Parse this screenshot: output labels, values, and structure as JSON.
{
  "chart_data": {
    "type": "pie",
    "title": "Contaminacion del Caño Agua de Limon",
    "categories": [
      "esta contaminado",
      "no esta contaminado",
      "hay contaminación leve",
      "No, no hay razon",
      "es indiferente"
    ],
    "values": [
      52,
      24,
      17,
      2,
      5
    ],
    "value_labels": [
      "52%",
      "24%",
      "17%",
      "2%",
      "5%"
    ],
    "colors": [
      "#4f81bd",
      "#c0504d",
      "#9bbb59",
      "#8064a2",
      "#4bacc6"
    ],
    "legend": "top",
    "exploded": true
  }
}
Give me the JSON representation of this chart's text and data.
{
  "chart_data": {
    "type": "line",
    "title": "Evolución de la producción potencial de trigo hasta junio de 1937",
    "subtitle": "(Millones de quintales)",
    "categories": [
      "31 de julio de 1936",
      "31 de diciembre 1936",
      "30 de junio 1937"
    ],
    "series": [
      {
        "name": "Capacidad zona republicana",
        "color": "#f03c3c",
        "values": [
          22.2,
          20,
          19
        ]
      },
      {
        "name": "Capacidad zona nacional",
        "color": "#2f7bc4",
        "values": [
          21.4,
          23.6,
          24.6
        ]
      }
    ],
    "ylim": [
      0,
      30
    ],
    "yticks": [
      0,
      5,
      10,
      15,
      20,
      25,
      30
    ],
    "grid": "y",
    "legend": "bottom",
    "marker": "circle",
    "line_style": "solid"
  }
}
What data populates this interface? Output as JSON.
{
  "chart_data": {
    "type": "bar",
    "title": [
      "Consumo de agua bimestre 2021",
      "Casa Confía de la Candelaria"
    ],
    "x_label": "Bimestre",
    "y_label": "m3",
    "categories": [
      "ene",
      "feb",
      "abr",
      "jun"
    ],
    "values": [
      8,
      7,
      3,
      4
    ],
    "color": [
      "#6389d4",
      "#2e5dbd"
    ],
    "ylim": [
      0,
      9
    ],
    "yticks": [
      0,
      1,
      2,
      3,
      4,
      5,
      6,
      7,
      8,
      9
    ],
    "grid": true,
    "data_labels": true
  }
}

____________

» What you are asked to do
Above are some records; extract every one of them exactly.

» Exercise output
Parse this screenshot: output labels, values, and structure as JSON.
{
  "chart_data": {
    "type": "pie",
    "title": "Contaminacion del Caño Agua de Limon",
    "categories": [
      "esta contaminado",
      "no esta contaminado",
      "hay contaminación leve",
      "No, no hay razon",
      "es indiferente"
    ],
    "values": [
      52,
      24,
      17,
      2,
      5
    ],
    "value_labels": [
      "52%",
      "24%",
      "17%",
      "2%",
      "5%"
    ],
    "colors": [
      "#4f81bd",
      "#c0504d",
      "#9bbb59",
      "#8064a2",
      "#4bacc6"
    ],
    "legend": "top",
    "exploded": true
  }
}
Give me the JSON representation of this chart's text and data.
{
  "chart_data": {
    "type": "line",
    "title": "Evolución de la producción potencial de trigo hasta junio de 1937",
    "subtitle": "(Millones de quintales)",
    "categories": [
      "31 de julio de 1936",
      "31 de diciembre 1936",
      "30 de junio 1937"
    ],
    "series": [
      {
        "name": "Capacidad zona republicana",
        "color": "#f03c3c",
        "values": [
          22.2,
          20,
          19
        ]
      },
      {
        "name": "Capacidad zona nacional",
        "color": "#2f7bc4",
        "values": [
          21.4,
          23.6,
          24.6
        ]
      }
    ],
    "ylim": [
      0,
      30
    ],
    "yticks": [
      0,
      5,
      10,
      15,
      20,
      25,
      30
    ],
    "grid": "y",
    "legend": "bottom",
    "marker": "circle",
    "line_style": "solid"
  }
}
What data populates this interface? Output as JSON.
{
  "chart_data": {
    "type": "bar",
    "title": [
      "Consumo de agua bimestre 2021",
      "Casa Confía de la Candelaria"
    ],
    "x_label": "Bimestre",
    "y_label": "m3",
    "categories": [
      "ene",
      "feb",
      "abr",
      "jun"
    ],
    "values": [
      8,
      7,
      3,
      4
    ],
    "color": [
      "#6389d4",
      "#2e5dbd"
    ],
    "ylim": [
      0,
      9
    ],
    "yticks": [
      0,
      1,
      2,
      3,
      4,
      5,
      6,
      7,
      8,
      9
    ],
    "grid": true,
    "data_labels": true
  }
}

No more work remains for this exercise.